— Start Records shown —

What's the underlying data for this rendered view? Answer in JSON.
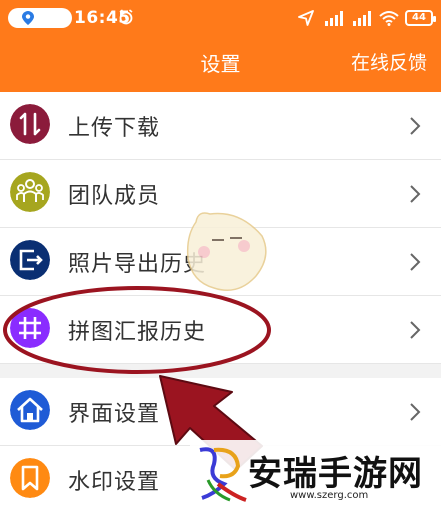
{
  "status_bar": {
    "time": "16:45",
    "battery": "44"
  },
  "header": {
    "title": "设置",
    "action": "在线反馈"
  },
  "menu": [
    {
      "label": "上传下载",
      "icon": "upload-download-icon",
      "color": "#8b1b3b"
    },
    {
      "label": "团队成员",
      "icon": "team-members-icon",
      "color": "#a6a61f"
    },
    {
      "label": "照片导出历史",
      "icon": "photo-export-icon",
      "color": "#0a2f73"
    },
    {
      "label": "拼图汇报历史",
      "icon": "grid-report-icon",
      "color": "#8a2cff"
    },
    {
      "label": "界面设置",
      "icon": "home-layout-icon",
      "color": "#1f5bd6"
    },
    {
      "label": "水印设置",
      "icon": "bookmark-icon",
      "color": "#ff8a12"
    }
  ],
  "watermark": {
    "name": "安瑞手游网",
    "url": "www.szerg.com"
  },
  "colors": {
    "header": "#ff7a1a",
    "annotation": "#9b1420"
  }
}
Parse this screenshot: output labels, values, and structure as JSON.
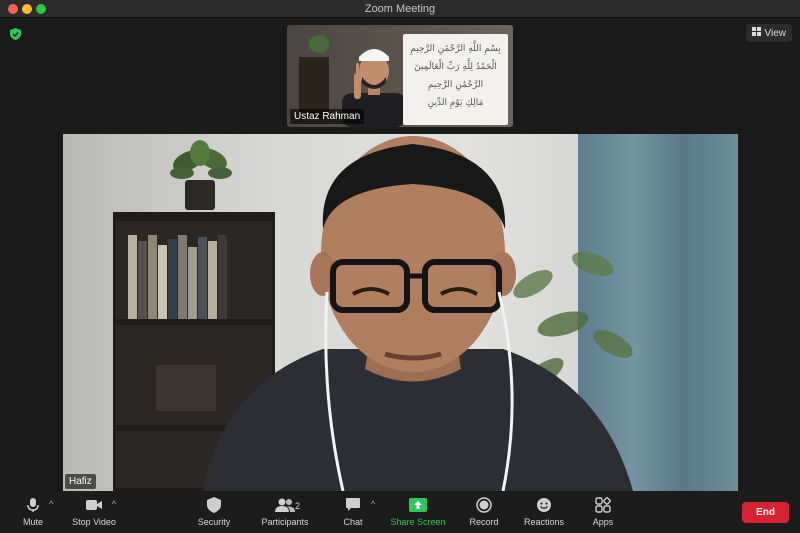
{
  "window": {
    "title": "Zoom Meeting"
  },
  "top": {
    "view_label": "View"
  },
  "thumbnail": {
    "participant_name": "Ustaz Rahman",
    "whiteboard_lines": [
      "بِسْمِ اللَّهِ الرَّحْمَٰنِ الرَّحِيمِ",
      "الْحَمْدُ لِلَّهِ رَبِّ الْعَالَمِينَ",
      "الرَّحْمَٰنِ الرَّحِيمِ",
      "مَالِكِ يَوْمِ الدِّينِ"
    ]
  },
  "main": {
    "participant_name": "Hafiz"
  },
  "toolbar": {
    "mute": "Mute",
    "stop_video": "Stop Video",
    "security": "Security",
    "participants": "Participants",
    "participants_count": "2",
    "chat": "Chat",
    "share_screen": "Share Screen",
    "record": "Record",
    "reactions": "Reactions",
    "apps": "Apps",
    "end": "End"
  },
  "colors": {
    "share_green": "#2fc55a",
    "end_red": "#d5242f",
    "security_green": "#2fc55a"
  }
}
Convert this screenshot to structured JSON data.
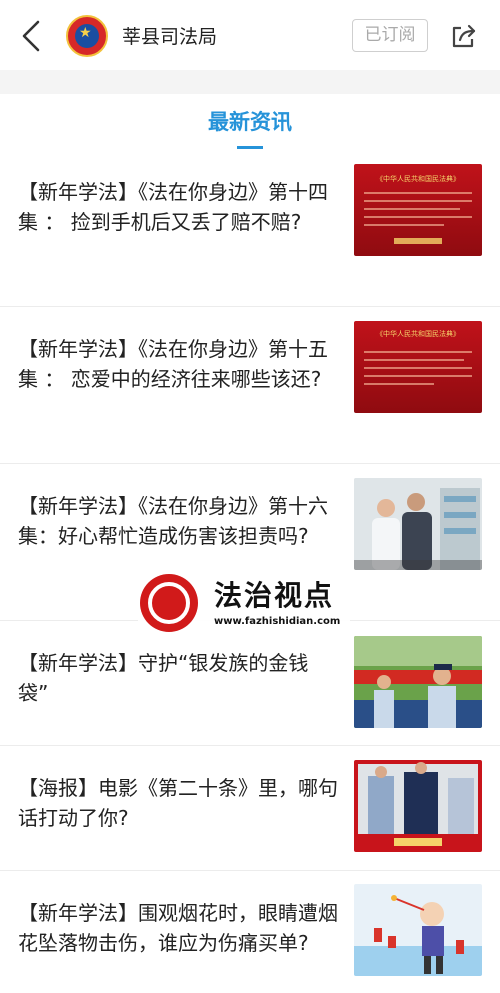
{
  "header": {
    "title": "莘县司法局",
    "subscribe_label": "已订阅",
    "back_icon": "back-arrow-icon",
    "share_icon": "share-icon"
  },
  "section": {
    "title": "最新资讯",
    "accent": "#2693d9"
  },
  "articles": [
    {
      "title": "【新年学法】《法在你身边》第十四集 ： 捡到手机后又丢了赔不赔?",
      "thumb_caption": "《中华人民共和国民法典》"
    },
    {
      "title": "【新年学法】《法在你身边》第十五集 ： 恋爱中的经济往来哪些该还?",
      "thumb_caption": "《中华人民共和国民法典》"
    },
    {
      "title": "【新年学法】《法在你身边》第十六集：好心帮忙造成伤害该担责吗?"
    },
    {
      "title": "【新年学法】守护“银发族的金钱袋”"
    },
    {
      "title": "【海报】电影《第二十条》里，哪句话打动了你?"
    },
    {
      "title": "【新年学法】围观烟花时，眼睛遭烟花坠落物击伤，谁应为伤痛买单?"
    }
  ],
  "watermark": {
    "name": "法治视点",
    "url": "www.fazhishidian.com"
  }
}
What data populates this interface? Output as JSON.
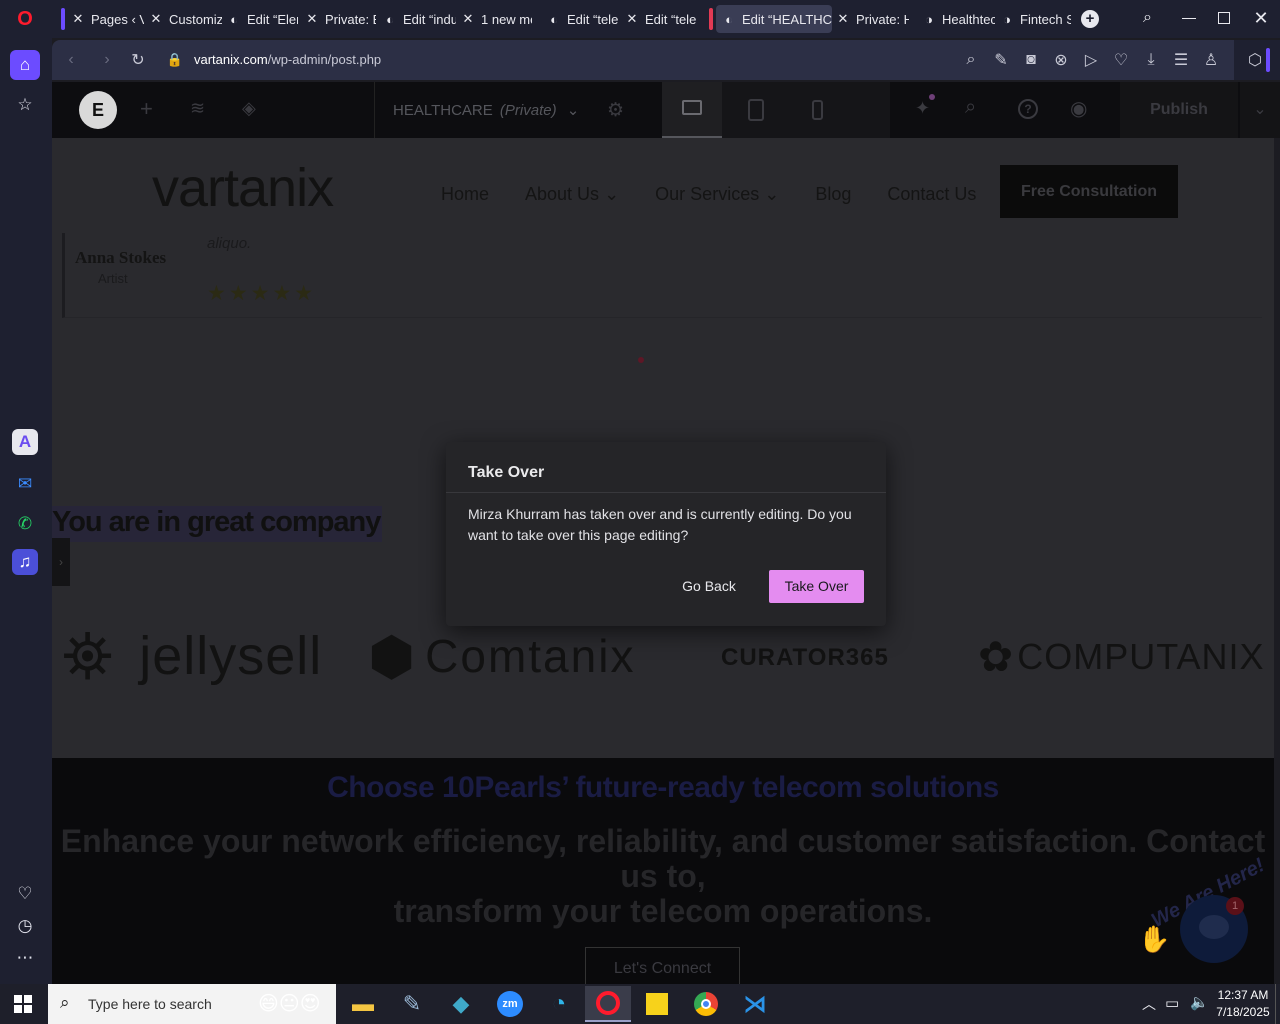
{
  "browser": {
    "tabs": [
      {
        "label": "Pages ‹ V",
        "icon": "x-logo-icon"
      },
      {
        "label": "Customiz",
        "icon": "x-logo-icon"
      },
      {
        "label": "Edit “Elen",
        "icon": "globe-icon"
      },
      {
        "label": "Private: E",
        "icon": "x-logo-icon"
      },
      {
        "label": "Edit “indu",
        "icon": "globe-icon"
      },
      {
        "label": "1 new me",
        "icon": "x-logo-icon"
      },
      {
        "label": "Edit “tele",
        "icon": "globe-icon"
      },
      {
        "label": "Edit “tele",
        "icon": "x-logo-icon"
      },
      {
        "label": "Edit “HEALTHCA",
        "icon": "globe-icon",
        "active": true
      },
      {
        "label": "Private: H",
        "icon": "x-logo-icon"
      },
      {
        "label": "Healthtec",
        "icon": "c-logo-icon"
      },
      {
        "label": "Fintech S",
        "icon": "c-logo-icon"
      }
    ],
    "url_domain": "vartanix.com",
    "url_path": "/wp-admin/post.php"
  },
  "editor": {
    "page_title": "HEALTHCARE",
    "page_status": "(Private)",
    "publish_label": "Publish"
  },
  "site": {
    "logo_text": "vartanix",
    "nav": [
      {
        "label": "Home"
      },
      {
        "label": "About Us"
      },
      {
        "label": "Our Services"
      },
      {
        "label": "Blog"
      },
      {
        "label": "Contact Us"
      }
    ],
    "cta_label": "Free Consultation",
    "testimonial": {
      "quote_fragment": "aliquo.",
      "name": "Anna Stokes",
      "role": "Artist",
      "stars": "★★★★★"
    },
    "company_heading": "You are in great company",
    "clients": [
      "jellysell",
      "Comtanix",
      "CURATOR365",
      "COMPUTANIX"
    ],
    "cta_section": {
      "heading": "Choose 10Pearls’ future-ready telecom solutions",
      "body_line1": "Enhance your network efficiency, reliability, and customer satisfaction. Contact",
      "body_line2": "us to,",
      "body_line3": "transform your telecom operations.",
      "button": "Let's Connect"
    },
    "chat_badge": "1",
    "chat_text": "We Are Here!"
  },
  "dialog": {
    "title": "Take Over",
    "message": "Mirza Khurram has taken over and is currently editing. Do you want to take over this page editing?",
    "go_back": "Go Back",
    "take_over": "Take Over",
    "accent": "#e48cf0"
  },
  "taskbar": {
    "search_placeholder": "Type here to search",
    "time": "12:37 AM",
    "date": "7/18/2025"
  }
}
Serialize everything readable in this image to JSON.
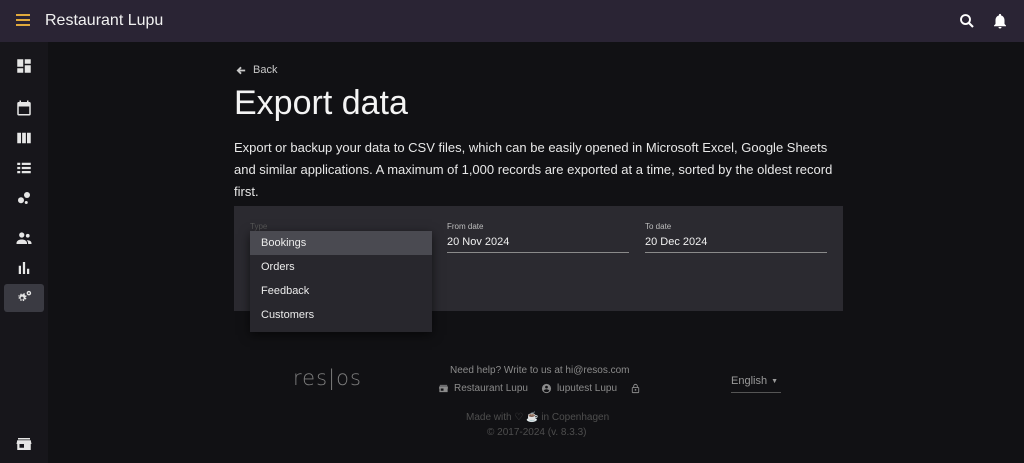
{
  "app": {
    "title": "Restaurant Lupu"
  },
  "nav": {
    "back_label": "Back"
  },
  "page": {
    "title": "Export data",
    "description": "Export or backup your data to CSV files, which can be easily opened in Microsoft Excel, Google Sheets and similar applications. A maximum of 1,000 records are exported at a time, sorted by the oldest record first."
  },
  "form": {
    "type_label": "Type",
    "from_label": "From date",
    "from_value": "20 Nov 2024",
    "to_label": "To date",
    "to_value": "20 Dec 2024"
  },
  "dropdown": {
    "options": [
      "Bookings",
      "Orders",
      "Feedback",
      "Customers"
    ],
    "selected": "Bookings"
  },
  "footer": {
    "logo": "res|os",
    "help": "Need help? Write to us at hi@resos.com",
    "restaurant": "Restaurant Lupu",
    "user": "luputest Lupu",
    "language": "English",
    "made_with": "Made with ♡ ☕ in Copenhagen",
    "copyright": "© 2017-2024 (v. 8.3.3)"
  },
  "colors": {
    "topbar": "#2a2434",
    "accent": "#e0a93c",
    "background": "#111114",
    "panel": "#2b2a30"
  }
}
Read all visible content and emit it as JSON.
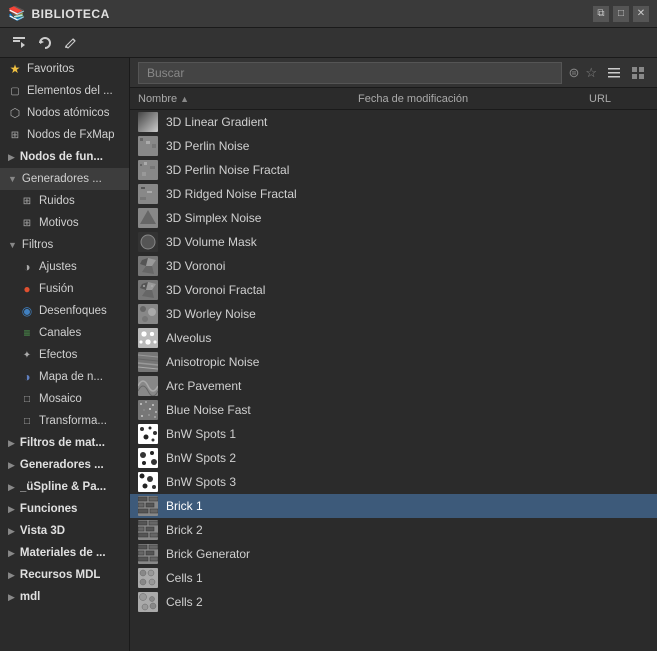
{
  "titleBar": {
    "icon": "📚",
    "title": "BIBLIOTECA",
    "controls": [
      "restore",
      "maximize",
      "close"
    ]
  },
  "toolbar": {
    "buttons": [
      {
        "name": "import-btn",
        "icon": "⬇",
        "label": "Import"
      },
      {
        "name": "refresh-btn",
        "icon": "↻",
        "label": "Refresh"
      },
      {
        "name": "edit-btn",
        "icon": "✏",
        "label": "Edit"
      }
    ]
  },
  "sidebar": {
    "items": [
      {
        "id": "favoritos",
        "label": "Favoritos",
        "icon": "★",
        "iconClass": "star-icon",
        "indent": 0,
        "expandable": false
      },
      {
        "id": "elementos",
        "label": "Elementos del ...",
        "icon": "□",
        "indent": 0,
        "expandable": false
      },
      {
        "id": "nodos-atomicos",
        "label": "Nodos atómicos",
        "icon": "⬡",
        "indent": 0,
        "expandable": false
      },
      {
        "id": "nodos-fxmap",
        "label": "Nodos de FxMap",
        "icon": "⊞",
        "indent": 0,
        "expandable": false
      },
      {
        "id": "nodos-fun",
        "label": "Nodos de fun...",
        "icon": "▶",
        "indent": 0,
        "expandable": true,
        "bold": true
      },
      {
        "id": "generadores",
        "label": "Generadores ...",
        "icon": "▼",
        "indent": 0,
        "expandable": true,
        "active": true
      },
      {
        "id": "ruidos",
        "label": "Ruidos",
        "icon": "⊞",
        "indent": 2,
        "expandable": false
      },
      {
        "id": "motivos",
        "label": "Motivos",
        "icon": "⊞",
        "indent": 2,
        "expandable": false
      },
      {
        "id": "filtros",
        "label": "Filtros",
        "icon": "▼",
        "indent": 0,
        "expandable": true
      },
      {
        "id": "ajustes",
        "label": "Ajustes",
        "icon": "◑",
        "indent": 2,
        "expandable": false
      },
      {
        "id": "fusion",
        "label": "Fusión",
        "icon": "●",
        "indent": 2,
        "expandable": false
      },
      {
        "id": "desenfoques",
        "label": "Desenfoques",
        "icon": "◉",
        "indent": 2,
        "expandable": false
      },
      {
        "id": "canales",
        "label": "Canales",
        "icon": "≡",
        "indent": 2,
        "expandable": false
      },
      {
        "id": "efectos",
        "label": "Efectos",
        "icon": "✦",
        "indent": 2,
        "expandable": false
      },
      {
        "id": "mapa-n",
        "label": "Mapa de n...",
        "icon": "◑",
        "indent": 2,
        "expandable": false
      },
      {
        "id": "mosaico",
        "label": "Mosaico",
        "icon": "□",
        "indent": 2,
        "expandable": false
      },
      {
        "id": "transforma",
        "label": "Transforma...",
        "icon": "□",
        "indent": 2,
        "expandable": false
      },
      {
        "id": "filtros-mat",
        "label": "Filtros de mat...",
        "icon": "▶",
        "indent": 0,
        "expandable": true,
        "bold": true
      },
      {
        "id": "generadores2",
        "label": "Generadores ...",
        "icon": "▶",
        "indent": 0,
        "expandable": true,
        "bold": true
      },
      {
        "id": "uspline",
        "label": "_üSpline & Pa...",
        "icon": "▶",
        "indent": 0,
        "expandable": true,
        "bold": true
      },
      {
        "id": "funciones",
        "label": "Funciones",
        "icon": "▶",
        "indent": 0,
        "expandable": true,
        "bold": true
      },
      {
        "id": "vista3d",
        "label": "Vista 3D",
        "icon": "▶",
        "indent": 0,
        "expandable": true,
        "bold": true
      },
      {
        "id": "materiales",
        "label": "Materiales de ...",
        "icon": "▶",
        "indent": 0,
        "expandable": true,
        "bold": true
      },
      {
        "id": "recursos-mdl",
        "label": "Recursos MDL",
        "icon": "▶",
        "indent": 0,
        "expandable": true,
        "bold": true
      },
      {
        "id": "mdl",
        "label": "mdl",
        "icon": "▶",
        "indent": 0,
        "expandable": true,
        "bold": true
      }
    ]
  },
  "searchBar": {
    "placeholder": "Buscar",
    "filterIcon": "⊜",
    "starIcon": "☆",
    "listViewIcon": "≡",
    "gridViewIcon": "⊞"
  },
  "tableHeader": {
    "nameLabel": "Nombre",
    "nameSortIcon": "▲",
    "dateLabel": "Fecha de modificación",
    "urlLabel": "URL"
  },
  "items": [
    {
      "id": "3d-linear-gradient",
      "name": "3D Linear Gradient",
      "thumbType": "gray"
    },
    {
      "id": "3d-perlin-noise",
      "name": "3D Perlin Noise",
      "thumbType": "gray"
    },
    {
      "id": "3d-perlin-noise-fractal",
      "name": "3D Perlin Noise Fractal",
      "thumbType": "gray"
    },
    {
      "id": "3d-ridged-noise-fractal",
      "name": "3D Ridged Noise Fractal",
      "thumbType": "gray"
    },
    {
      "id": "3d-simplex-noise",
      "name": "3D Simplex Noise",
      "thumbType": "gray"
    },
    {
      "id": "3d-volume-mask",
      "name": "3D Volume Mask",
      "thumbType": "gray-dark"
    },
    {
      "id": "3d-voronoi",
      "name": "3D Voronoi",
      "thumbType": "gray"
    },
    {
      "id": "3d-voronoi-fractal",
      "name": "3D Voronoi Fractal",
      "thumbType": "gray"
    },
    {
      "id": "3d-worley-noise",
      "name": "3D Worley Noise",
      "thumbType": "gray"
    },
    {
      "id": "alveolus",
      "name": "Alveolus",
      "thumbType": "white-circle"
    },
    {
      "id": "anisotropic-noise",
      "name": "Anisotropic Noise",
      "thumbType": "gray"
    },
    {
      "id": "arc-pavement",
      "name": "Arc Pavement",
      "thumbType": "gray"
    },
    {
      "id": "blue-noise-fast",
      "name": "Blue Noise Fast",
      "thumbType": "gray"
    },
    {
      "id": "bnw-spots-1",
      "name": "BnW Spots 1",
      "thumbType": "white-spots"
    },
    {
      "id": "bnw-spots-2",
      "name": "BnW Spots 2",
      "thumbType": "white-spots"
    },
    {
      "id": "bnw-spots-3",
      "name": "BnW Spots 3",
      "thumbType": "white-spots"
    },
    {
      "id": "brick-1",
      "name": "Brick 1",
      "thumbType": "brick",
      "selected": true
    },
    {
      "id": "brick-2",
      "name": "Brick 2",
      "thumbType": "brick"
    },
    {
      "id": "brick-generator",
      "name": "Brick Generator",
      "thumbType": "brick"
    },
    {
      "id": "cells-1",
      "name": "Cells 1",
      "thumbType": "cells"
    },
    {
      "id": "cells-2",
      "name": "Cells 2",
      "thumbType": "cells"
    }
  ],
  "colors": {
    "bg": "#2b2b2b",
    "sidebar-bg": "#2b2b2b",
    "header-bg": "#3a3a3a",
    "toolbar-bg": "#333",
    "selected-bg": "#3d5a7a",
    "border": "#1a1a1a",
    "text-primary": "#d0d0d0",
    "text-secondary": "#aaa",
    "star": "#f0c040"
  }
}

— End Records shown —

→ Set task
Count the lines above in which the word "新年学法" appears, then state only that count.

→ Final result
5